(Records from a dataset)
# # # #
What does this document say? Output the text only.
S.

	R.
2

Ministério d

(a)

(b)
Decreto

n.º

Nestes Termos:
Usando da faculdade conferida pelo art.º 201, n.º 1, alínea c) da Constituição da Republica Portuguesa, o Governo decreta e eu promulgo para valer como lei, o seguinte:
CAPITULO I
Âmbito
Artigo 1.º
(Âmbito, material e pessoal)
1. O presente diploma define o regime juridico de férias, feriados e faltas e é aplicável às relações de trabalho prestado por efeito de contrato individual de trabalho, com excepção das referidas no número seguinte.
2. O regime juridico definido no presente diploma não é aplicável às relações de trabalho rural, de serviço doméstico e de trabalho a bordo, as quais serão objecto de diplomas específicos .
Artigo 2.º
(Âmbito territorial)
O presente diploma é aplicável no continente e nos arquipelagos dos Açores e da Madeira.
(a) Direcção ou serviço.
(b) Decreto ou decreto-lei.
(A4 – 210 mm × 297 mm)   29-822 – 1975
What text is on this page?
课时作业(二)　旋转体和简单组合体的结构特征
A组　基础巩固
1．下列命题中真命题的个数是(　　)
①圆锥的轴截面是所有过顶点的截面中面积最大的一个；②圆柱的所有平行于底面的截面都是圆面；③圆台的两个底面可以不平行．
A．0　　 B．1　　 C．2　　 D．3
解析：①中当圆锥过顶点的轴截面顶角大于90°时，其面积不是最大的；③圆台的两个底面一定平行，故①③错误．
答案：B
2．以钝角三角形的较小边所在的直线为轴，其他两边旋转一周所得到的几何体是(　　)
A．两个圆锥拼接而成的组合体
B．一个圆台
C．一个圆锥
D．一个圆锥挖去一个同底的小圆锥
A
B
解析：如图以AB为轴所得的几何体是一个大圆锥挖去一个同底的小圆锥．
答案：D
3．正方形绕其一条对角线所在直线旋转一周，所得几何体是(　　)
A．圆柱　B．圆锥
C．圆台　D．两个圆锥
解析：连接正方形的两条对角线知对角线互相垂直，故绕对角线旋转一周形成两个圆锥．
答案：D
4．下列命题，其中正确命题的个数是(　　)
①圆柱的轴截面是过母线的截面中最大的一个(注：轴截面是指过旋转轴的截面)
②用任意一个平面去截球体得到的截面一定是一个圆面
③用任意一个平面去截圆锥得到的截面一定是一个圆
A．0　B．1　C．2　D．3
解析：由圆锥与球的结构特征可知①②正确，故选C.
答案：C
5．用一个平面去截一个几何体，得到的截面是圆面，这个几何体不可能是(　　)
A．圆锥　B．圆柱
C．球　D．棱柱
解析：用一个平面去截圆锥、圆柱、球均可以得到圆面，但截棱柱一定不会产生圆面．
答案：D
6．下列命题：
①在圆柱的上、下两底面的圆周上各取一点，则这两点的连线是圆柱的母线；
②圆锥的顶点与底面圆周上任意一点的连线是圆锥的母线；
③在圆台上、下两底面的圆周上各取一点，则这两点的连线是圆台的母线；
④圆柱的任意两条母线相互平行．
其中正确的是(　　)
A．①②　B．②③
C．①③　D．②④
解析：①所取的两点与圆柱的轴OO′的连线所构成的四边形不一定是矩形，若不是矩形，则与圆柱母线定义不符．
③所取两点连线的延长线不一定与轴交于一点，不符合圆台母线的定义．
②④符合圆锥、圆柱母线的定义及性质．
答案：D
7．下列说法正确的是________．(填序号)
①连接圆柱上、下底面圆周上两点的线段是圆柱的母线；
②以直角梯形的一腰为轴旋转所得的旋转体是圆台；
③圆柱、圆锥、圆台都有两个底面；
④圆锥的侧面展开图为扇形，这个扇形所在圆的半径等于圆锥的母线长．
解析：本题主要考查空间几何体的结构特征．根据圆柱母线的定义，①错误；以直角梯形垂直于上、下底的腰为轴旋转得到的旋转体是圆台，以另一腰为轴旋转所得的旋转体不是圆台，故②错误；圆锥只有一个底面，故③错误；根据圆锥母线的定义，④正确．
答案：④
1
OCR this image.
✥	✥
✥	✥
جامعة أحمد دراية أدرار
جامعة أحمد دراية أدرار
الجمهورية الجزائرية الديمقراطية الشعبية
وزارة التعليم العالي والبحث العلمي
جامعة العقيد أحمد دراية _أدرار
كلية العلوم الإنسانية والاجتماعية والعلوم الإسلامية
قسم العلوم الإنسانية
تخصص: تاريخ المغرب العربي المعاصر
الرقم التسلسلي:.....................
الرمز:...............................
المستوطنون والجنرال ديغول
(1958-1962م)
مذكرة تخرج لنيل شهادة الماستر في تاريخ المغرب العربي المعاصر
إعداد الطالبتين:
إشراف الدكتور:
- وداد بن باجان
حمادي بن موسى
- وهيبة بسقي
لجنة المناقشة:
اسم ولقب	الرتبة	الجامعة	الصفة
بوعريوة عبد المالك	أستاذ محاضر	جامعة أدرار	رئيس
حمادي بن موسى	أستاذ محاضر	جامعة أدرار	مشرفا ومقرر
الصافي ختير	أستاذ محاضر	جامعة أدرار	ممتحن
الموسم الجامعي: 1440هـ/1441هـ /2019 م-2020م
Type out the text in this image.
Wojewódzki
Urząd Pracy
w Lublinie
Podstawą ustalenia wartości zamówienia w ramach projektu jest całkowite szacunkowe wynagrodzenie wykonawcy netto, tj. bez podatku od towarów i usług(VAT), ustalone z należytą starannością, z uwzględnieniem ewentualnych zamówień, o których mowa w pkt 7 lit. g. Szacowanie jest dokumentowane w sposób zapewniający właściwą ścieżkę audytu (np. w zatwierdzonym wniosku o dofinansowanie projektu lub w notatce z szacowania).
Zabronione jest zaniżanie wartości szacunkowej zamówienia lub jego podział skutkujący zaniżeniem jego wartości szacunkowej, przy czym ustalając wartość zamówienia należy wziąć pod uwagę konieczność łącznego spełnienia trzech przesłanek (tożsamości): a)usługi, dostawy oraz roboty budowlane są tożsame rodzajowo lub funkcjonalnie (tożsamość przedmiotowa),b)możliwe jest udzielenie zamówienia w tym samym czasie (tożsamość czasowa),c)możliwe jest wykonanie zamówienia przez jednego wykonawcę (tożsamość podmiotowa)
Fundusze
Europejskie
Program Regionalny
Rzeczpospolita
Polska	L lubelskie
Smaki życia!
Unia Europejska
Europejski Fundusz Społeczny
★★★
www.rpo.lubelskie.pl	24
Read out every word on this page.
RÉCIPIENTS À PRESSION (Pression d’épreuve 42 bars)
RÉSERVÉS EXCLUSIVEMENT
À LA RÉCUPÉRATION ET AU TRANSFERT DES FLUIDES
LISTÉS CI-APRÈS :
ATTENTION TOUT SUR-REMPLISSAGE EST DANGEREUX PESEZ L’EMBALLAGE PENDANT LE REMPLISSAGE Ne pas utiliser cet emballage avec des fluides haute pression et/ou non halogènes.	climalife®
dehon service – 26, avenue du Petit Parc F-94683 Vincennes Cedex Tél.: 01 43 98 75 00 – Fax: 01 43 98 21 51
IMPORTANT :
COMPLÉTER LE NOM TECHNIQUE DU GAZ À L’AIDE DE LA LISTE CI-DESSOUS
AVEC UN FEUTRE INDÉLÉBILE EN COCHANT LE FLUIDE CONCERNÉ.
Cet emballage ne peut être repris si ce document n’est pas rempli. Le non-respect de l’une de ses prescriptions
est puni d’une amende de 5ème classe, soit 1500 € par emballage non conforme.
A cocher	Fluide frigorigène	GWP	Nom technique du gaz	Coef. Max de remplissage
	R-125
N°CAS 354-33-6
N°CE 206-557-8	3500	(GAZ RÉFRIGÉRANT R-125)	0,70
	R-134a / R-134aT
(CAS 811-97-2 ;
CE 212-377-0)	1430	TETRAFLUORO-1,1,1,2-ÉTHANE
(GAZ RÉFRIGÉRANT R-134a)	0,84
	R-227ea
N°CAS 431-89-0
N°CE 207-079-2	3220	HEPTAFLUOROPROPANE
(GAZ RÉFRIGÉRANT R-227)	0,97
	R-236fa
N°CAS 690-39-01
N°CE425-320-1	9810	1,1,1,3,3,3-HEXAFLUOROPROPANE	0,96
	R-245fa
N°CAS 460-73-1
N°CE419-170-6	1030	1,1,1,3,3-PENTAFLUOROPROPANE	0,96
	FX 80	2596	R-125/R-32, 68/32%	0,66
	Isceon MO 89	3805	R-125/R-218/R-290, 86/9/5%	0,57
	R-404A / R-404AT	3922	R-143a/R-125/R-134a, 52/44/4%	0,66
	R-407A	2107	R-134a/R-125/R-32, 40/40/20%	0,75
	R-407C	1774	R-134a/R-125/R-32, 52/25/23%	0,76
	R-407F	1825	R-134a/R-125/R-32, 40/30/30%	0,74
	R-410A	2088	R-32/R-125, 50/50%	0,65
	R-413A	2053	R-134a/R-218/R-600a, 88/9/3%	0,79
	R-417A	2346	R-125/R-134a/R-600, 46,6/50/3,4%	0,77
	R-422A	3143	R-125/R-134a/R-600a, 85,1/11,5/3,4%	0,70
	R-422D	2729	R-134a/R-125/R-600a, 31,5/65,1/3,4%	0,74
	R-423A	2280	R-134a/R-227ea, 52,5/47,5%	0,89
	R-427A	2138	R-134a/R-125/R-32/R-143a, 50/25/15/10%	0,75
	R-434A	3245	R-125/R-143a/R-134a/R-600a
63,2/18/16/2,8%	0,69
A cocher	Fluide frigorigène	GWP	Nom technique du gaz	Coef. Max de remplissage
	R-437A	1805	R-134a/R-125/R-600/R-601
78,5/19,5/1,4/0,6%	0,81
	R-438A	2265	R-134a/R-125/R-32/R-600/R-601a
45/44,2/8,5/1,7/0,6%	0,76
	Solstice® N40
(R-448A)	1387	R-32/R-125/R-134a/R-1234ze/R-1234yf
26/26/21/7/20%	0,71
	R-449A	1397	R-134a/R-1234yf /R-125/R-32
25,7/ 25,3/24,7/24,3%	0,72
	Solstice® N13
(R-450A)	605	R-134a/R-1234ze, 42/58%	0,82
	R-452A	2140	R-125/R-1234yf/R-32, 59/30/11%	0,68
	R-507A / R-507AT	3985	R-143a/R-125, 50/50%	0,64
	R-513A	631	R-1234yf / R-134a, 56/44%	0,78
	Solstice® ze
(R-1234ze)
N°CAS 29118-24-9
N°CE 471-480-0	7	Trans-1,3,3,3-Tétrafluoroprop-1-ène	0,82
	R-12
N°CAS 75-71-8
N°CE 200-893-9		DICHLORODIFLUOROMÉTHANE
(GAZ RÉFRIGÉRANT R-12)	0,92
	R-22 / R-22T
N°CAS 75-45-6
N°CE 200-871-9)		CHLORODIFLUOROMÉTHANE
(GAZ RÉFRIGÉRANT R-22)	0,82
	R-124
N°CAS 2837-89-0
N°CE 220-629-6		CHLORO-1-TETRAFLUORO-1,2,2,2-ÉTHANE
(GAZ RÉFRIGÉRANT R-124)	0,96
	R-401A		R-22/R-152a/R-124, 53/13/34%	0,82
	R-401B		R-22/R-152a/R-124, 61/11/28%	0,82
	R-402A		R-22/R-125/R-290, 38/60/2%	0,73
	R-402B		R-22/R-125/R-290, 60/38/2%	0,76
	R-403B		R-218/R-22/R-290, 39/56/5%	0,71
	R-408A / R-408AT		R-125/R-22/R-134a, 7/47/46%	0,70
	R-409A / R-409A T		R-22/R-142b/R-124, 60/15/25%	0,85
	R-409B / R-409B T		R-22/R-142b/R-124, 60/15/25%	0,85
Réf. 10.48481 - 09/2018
# # # #
▶ _Goal_
Check every line for "regime" and show the ones that have it.

▶ _Task output_
1. O presente diploma define o regime juridico de férias, feriados e faltas e é aplicável às relações de trabalho prestado por efeito de contrato individual de trabalho, com excepção das referidas no número seguinte.
2. O regime juridico definido no presente diploma não é aplicável às relações de trabalho rural, de serviço doméstico e de trabalho a bordo, as quais serão objecto de diplomas específicos .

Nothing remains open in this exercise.